- **Data to process**:
=======

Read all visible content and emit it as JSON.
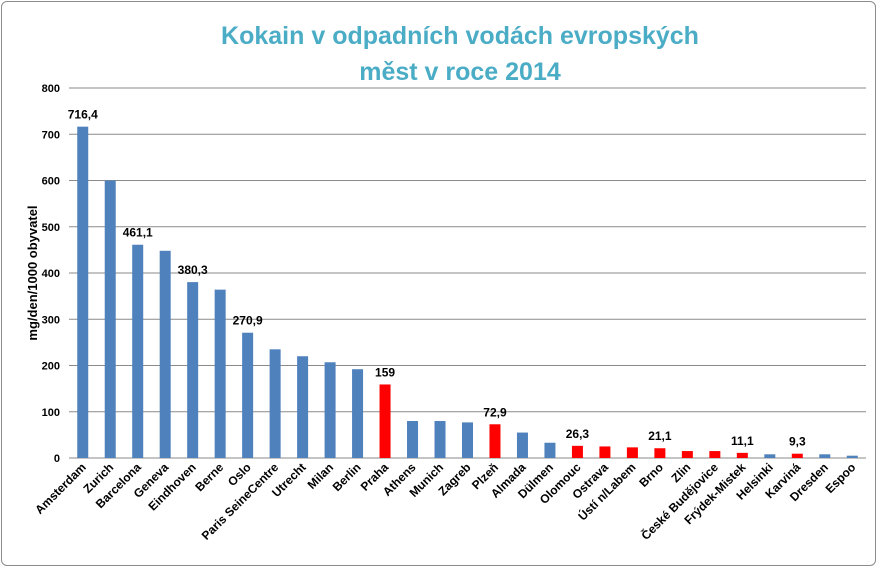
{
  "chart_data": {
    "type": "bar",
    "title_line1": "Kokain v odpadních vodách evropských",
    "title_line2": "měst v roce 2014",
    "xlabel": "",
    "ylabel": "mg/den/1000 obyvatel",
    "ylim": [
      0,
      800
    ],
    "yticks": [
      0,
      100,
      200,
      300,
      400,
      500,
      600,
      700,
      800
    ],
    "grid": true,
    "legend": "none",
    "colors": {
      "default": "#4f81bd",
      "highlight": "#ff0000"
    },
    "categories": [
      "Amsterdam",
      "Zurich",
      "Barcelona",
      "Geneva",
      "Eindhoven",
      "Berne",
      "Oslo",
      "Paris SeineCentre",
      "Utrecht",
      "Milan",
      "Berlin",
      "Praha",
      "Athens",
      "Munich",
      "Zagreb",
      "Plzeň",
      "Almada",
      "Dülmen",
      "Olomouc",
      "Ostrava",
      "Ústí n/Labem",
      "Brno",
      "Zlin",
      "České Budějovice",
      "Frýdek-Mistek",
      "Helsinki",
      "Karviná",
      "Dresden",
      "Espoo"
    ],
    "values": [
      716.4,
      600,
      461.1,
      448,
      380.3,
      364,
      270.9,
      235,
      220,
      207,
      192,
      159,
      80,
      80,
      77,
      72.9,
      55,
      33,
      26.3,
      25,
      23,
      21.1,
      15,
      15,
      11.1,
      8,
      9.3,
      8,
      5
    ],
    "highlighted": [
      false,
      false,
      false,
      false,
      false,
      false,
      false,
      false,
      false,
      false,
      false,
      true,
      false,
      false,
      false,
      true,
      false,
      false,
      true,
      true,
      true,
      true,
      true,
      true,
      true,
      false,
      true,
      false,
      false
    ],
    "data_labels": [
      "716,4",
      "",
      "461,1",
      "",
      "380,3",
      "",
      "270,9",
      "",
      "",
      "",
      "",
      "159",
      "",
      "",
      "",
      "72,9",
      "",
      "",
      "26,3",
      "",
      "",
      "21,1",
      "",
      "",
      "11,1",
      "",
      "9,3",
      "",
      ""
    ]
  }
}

=======

- **Written problem**:
Reproduce each line word for word and drop the pictures.

- **Answer to this task**:
Read all visible content and emit it as JSON.
{
  "chart_data": {
    "type": "bar",
    "title_line1": "Kokain v odpadních vodách evropských",
    "title_line2": "měst v roce 2014",
    "xlabel": "",
    "ylabel": "mg/den/1000 obyvatel",
    "ylim": [
      0,
      800
    ],
    "yticks": [
      0,
      100,
      200,
      300,
      400,
      500,
      600,
      700,
      800
    ],
    "grid": true,
    "legend": "none",
    "colors": {
      "default": "#4f81bd",
      "highlight": "#ff0000"
    },
    "categories": [
      "Amsterdam",
      "Zurich",
      "Barcelona",
      "Geneva",
      "Eindhoven",
      "Berne",
      "Oslo",
      "Paris SeineCentre",
      "Utrecht",
      "Milan",
      "Berlin",
      "Praha",
      "Athens",
      "Munich",
      "Zagreb",
      "Plzeň",
      "Almada",
      "Dülmen",
      "Olomouc",
      "Ostrava",
      "Ústí n/Labem",
      "Brno",
      "Zlin",
      "České Budějovice",
      "Frýdek-Mistek",
      "Helsinki",
      "Karviná",
      "Dresden",
      "Espoo"
    ],
    "values": [
      716.4,
      600,
      461.1,
      448,
      380.3,
      364,
      270.9,
      235,
      220,
      207,
      192,
      159,
      80,
      80,
      77,
      72.9,
      55,
      33,
      26.3,
      25,
      23,
      21.1,
      15,
      15,
      11.1,
      8,
      9.3,
      8,
      5
    ],
    "highlighted": [
      false,
      false,
      false,
      false,
      false,
      false,
      false,
      false,
      false,
      false,
      false,
      true,
      false,
      false,
      false,
      true,
      false,
      false,
      true,
      true,
      true,
      true,
      true,
      true,
      true,
      false,
      true,
      false,
      false
    ],
    "data_labels": [
      "716,4",
      "",
      "461,1",
      "",
      "380,3",
      "",
      "270,9",
      "",
      "",
      "",
      "",
      "159",
      "",
      "",
      "",
      "72,9",
      "",
      "",
      "26,3",
      "",
      "",
      "21,1",
      "",
      "",
      "11,1",
      "",
      "9,3",
      "",
      ""
    ]
  }
}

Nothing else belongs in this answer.